● WRITTEN INSTRUCTION
Extract the lines that hold the string "name".

(Dataset items)
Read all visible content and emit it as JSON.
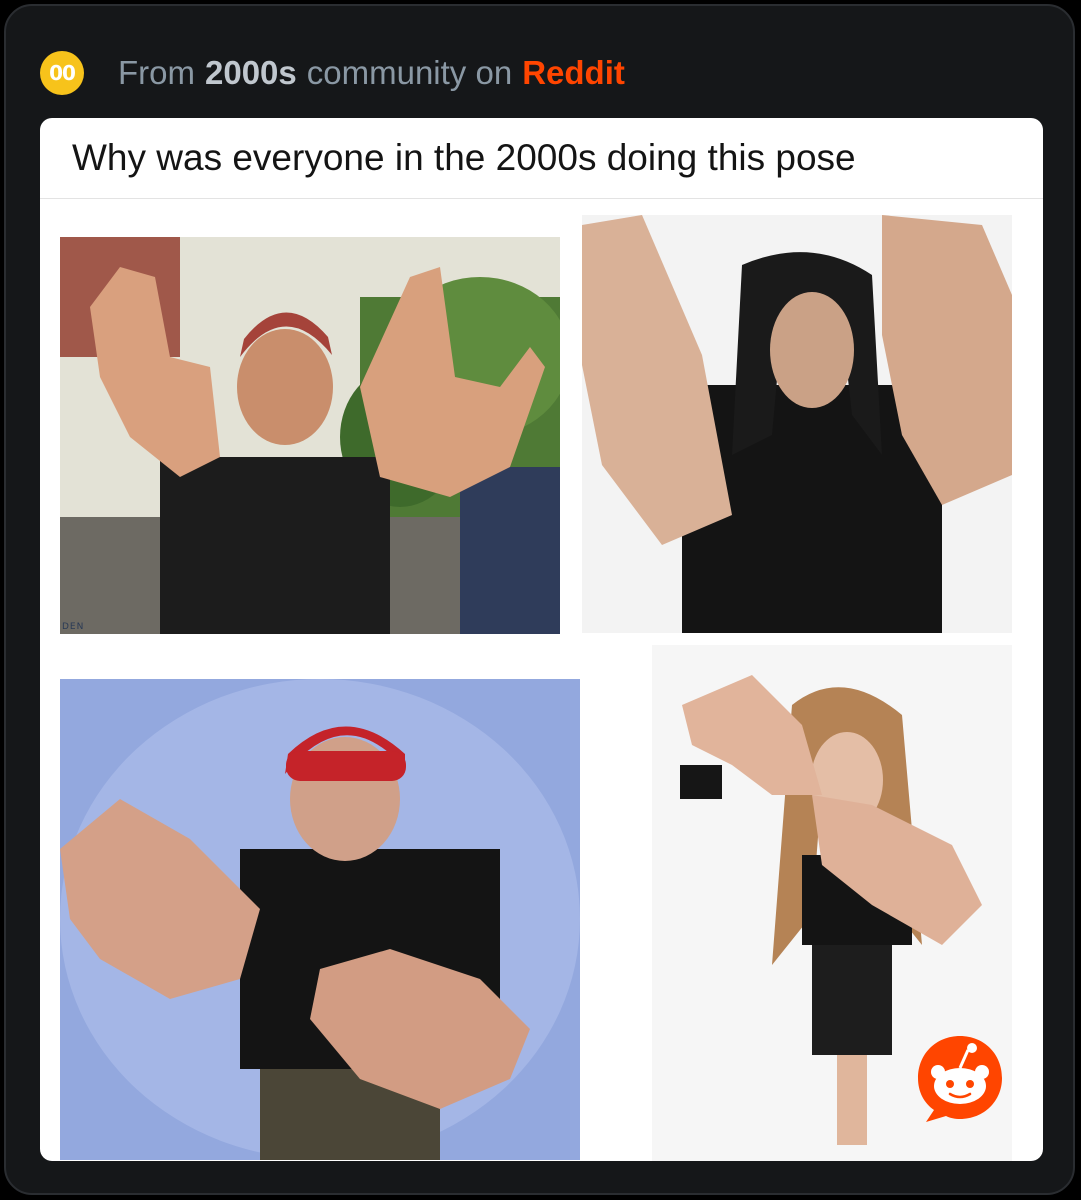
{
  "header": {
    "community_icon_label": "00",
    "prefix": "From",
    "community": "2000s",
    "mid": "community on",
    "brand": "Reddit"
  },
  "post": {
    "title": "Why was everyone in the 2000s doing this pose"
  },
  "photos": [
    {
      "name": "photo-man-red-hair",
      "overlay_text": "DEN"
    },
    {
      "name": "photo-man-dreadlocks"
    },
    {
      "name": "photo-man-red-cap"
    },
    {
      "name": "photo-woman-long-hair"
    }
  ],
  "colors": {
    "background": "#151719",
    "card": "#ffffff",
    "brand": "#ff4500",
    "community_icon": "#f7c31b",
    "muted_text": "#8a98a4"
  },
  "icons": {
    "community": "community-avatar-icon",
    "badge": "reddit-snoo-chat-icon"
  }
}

● SOLVED EXERCISE
      "name": "photo-man-red-hair",
      "name": "photo-man-dreadlocks"
      "name": "photo-man-red-cap"
      "name": "photo-woman-long-hair"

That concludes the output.